Task prompt ▸ Scan the entries below for the word "predicted". Copy each line that has it.

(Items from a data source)
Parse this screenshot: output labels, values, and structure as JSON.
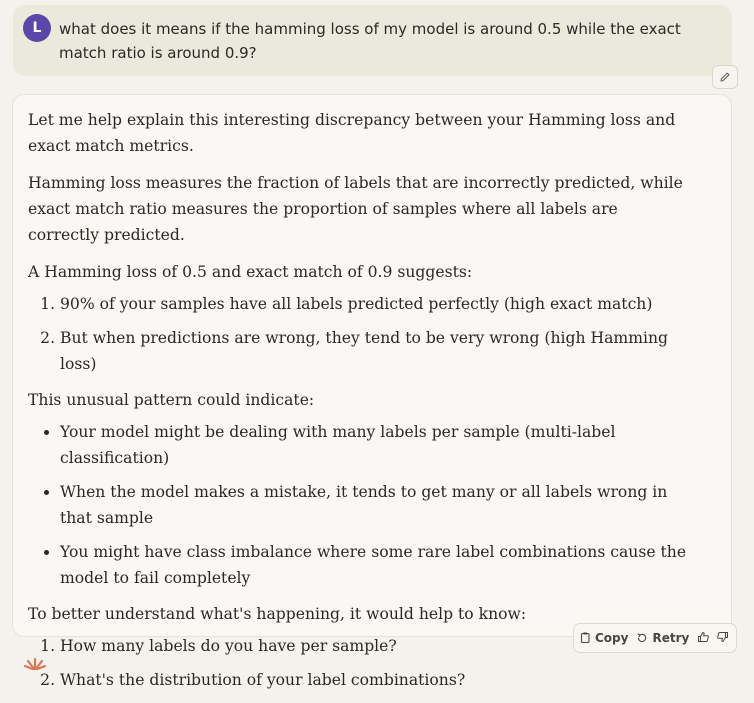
{
  "user": {
    "initial": "L",
    "message": "what does it means if the hamming loss of my model is around 0.5 while the exact match ratio is around 0.9?"
  },
  "assistant": {
    "intro": "Let me help explain this interesting discrepancy between your Hamming loss and exact match metrics.",
    "definition": "Hamming loss measures the fraction of labels that are incorrectly predicted, while exact match ratio measures the proportion of samples where all labels are correctly predicted.",
    "suggests_heading": "A Hamming loss of 0.5 and exact match of 0.9 suggests:",
    "suggests_items": [
      "90% of your samples have all labels predicted perfectly (high exact match)",
      "But when predictions are wrong, they tend to be very wrong (high Hamming loss)"
    ],
    "indicate_heading": "This unusual pattern could indicate:",
    "indicate_items": [
      "Your model might be dealing with many labels per sample (multi-label classification)",
      "When the model makes a mistake, it tends to get many or all labels wrong in that sample",
      "You might have class imbalance where some rare label combinations cause the model to fail completely"
    ],
    "know_heading": "To better understand what's happening, it would help to know:",
    "know_items": [
      "How many labels do you have per sample?",
      "What's the distribution of your label combinations?"
    ]
  },
  "actions": {
    "copy_label": "Copy",
    "retry_label": "Retry"
  },
  "colors": {
    "avatar": "#5a48a8",
    "logo": "#d97757",
    "user_bubble": "#ebe8dc"
  },
  "icons": [
    "pencil-icon",
    "copy-icon",
    "retry-icon",
    "thumbs-up-icon",
    "thumbs-down-icon",
    "claude-logo-icon"
  ]
}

Output of the exercise ▸
    "definition": "Hamming loss measures the fraction of labels that are incorrectly predicted, while exact match ratio measures the proportion of samples where all labels are correctly predicted.",
      "90% of your samples have all labels predicted perfectly (high exact match)",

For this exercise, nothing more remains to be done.